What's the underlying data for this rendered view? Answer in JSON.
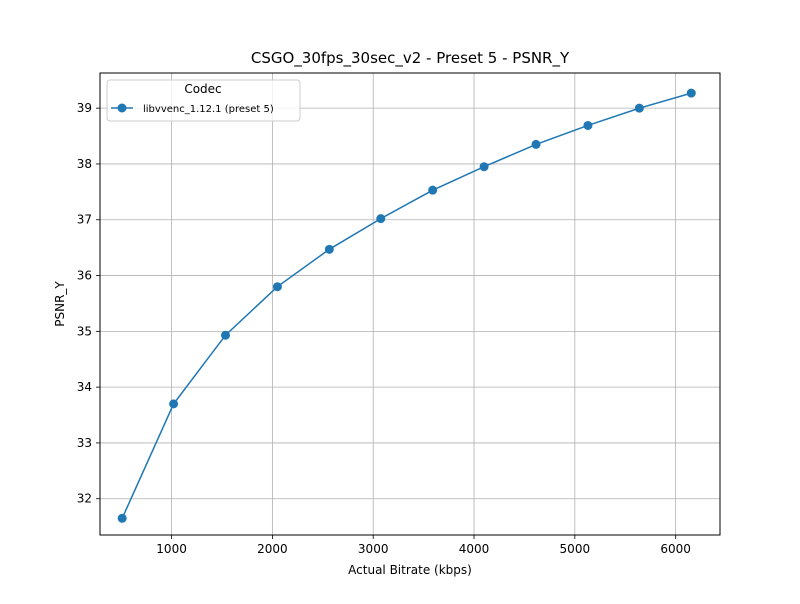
{
  "chart_data": {
    "type": "line",
    "title": "CSGO_30fps_30sec_v2 - Preset 5 - PSNR_Y",
    "xlabel": "Actual Bitrate (kbps)",
    "ylabel": "PSNR_Y",
    "xlim": [
      290,
      6440
    ],
    "ylim": [
      31.35,
      39.63
    ],
    "xticks": [
      1000,
      2000,
      3000,
      4000,
      5000,
      6000
    ],
    "yticks": [
      32,
      33,
      34,
      35,
      36,
      37,
      38,
      39
    ],
    "grid": true,
    "legend": {
      "title": "Codec",
      "placement": "top-left"
    },
    "series": [
      {
        "name": "libvvenc_1.12.1 (preset 5)",
        "color": "#1f77b4",
        "marker": "circle",
        "x": [
          510,
          1020,
          1535,
          2050,
          2565,
          3075,
          3590,
          4100,
          4615,
          5130,
          5640,
          6155
        ],
        "y": [
          31.65,
          33.7,
          34.93,
          35.8,
          36.47,
          37.02,
          37.53,
          37.95,
          38.35,
          38.69,
          39.0,
          39.27
        ]
      }
    ]
  }
}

****************

Filter for "title". Return all lines that hold it.

    "title": "CSGO_30fps_30sec_v2 - Preset 5 - PSNR_Y",
      "title": "Codec",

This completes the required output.